DATA SHOWN:
<<<<

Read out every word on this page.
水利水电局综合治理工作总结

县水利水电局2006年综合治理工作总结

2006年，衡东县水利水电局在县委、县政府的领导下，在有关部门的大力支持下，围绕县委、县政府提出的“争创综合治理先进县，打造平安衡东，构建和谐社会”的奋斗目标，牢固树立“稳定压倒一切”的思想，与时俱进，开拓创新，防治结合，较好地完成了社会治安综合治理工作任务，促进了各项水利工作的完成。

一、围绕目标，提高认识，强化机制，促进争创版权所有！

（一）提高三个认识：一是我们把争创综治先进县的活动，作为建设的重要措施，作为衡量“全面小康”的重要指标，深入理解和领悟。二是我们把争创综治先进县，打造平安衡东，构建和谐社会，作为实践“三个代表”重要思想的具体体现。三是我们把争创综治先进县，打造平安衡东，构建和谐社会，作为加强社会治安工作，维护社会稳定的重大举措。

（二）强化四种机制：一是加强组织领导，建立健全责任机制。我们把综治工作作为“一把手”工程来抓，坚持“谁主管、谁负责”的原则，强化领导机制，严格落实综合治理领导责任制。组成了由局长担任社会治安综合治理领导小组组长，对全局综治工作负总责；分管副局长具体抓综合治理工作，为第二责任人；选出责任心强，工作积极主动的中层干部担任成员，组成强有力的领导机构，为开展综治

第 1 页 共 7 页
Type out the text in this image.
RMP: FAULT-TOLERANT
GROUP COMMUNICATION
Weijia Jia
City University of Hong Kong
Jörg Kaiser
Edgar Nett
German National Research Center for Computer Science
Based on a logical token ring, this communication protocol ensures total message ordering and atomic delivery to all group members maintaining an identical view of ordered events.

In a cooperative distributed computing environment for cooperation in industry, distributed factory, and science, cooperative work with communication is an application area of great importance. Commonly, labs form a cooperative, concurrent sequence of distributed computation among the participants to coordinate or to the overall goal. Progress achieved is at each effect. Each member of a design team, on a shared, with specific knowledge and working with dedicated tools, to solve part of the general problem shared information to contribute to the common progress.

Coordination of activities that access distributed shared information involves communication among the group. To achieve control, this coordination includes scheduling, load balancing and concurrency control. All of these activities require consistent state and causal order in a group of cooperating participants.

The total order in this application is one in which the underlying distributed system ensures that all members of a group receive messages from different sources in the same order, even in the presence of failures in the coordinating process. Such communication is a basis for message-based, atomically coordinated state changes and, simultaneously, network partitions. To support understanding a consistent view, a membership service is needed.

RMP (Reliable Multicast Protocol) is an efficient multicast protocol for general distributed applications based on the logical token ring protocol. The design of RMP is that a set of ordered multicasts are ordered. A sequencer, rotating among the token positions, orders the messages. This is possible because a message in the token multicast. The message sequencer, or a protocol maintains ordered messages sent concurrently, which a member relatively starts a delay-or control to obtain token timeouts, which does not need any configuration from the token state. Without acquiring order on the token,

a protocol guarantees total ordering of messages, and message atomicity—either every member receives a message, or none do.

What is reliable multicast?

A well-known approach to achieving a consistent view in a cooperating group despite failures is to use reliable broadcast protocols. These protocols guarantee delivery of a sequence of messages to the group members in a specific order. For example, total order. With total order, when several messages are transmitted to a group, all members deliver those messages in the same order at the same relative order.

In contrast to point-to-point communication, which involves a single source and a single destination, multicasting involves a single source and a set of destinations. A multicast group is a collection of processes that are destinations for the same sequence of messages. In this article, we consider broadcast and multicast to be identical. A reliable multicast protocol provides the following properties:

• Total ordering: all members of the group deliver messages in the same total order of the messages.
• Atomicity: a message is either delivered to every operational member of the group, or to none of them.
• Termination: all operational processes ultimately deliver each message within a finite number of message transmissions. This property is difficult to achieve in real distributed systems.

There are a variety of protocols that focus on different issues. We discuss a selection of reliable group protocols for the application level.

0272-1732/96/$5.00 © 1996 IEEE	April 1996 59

>>>>

TASK BRIEF: From the listing above, copy every line that includes the word "打造平安衡东".

SOLUTION TO THE EXERCISE:
2006年，衡东县水利水电局在县委、县政府的领导下，在有关部门的大力支持下，围绕县委、县政府提出的“争创综合治理先进县，打造平安衡东，构建和谐社会”的奋斗目标，牢固树立“稳定压倒一切”的思想，与时俱进，开拓创新，防治结合，较好地完成了社会治安综合治理工作任务，促进了各项水利工作的完成。
（一）提高三个认识：一是我们把争创综治先进县的活动，作为建设的重要措施，作为衡量“全面小康”的重要指标，深入理解和领悟。二是我们把争创综治先进县，打造平安衡东，构建和谐社会，作为实践“三个代表”重要思想的具体体现。三是我们把争创综治先进县，打造平安衡东，构建和谐社会，作为加强社会治安工作，维护社会稳定的重大举措。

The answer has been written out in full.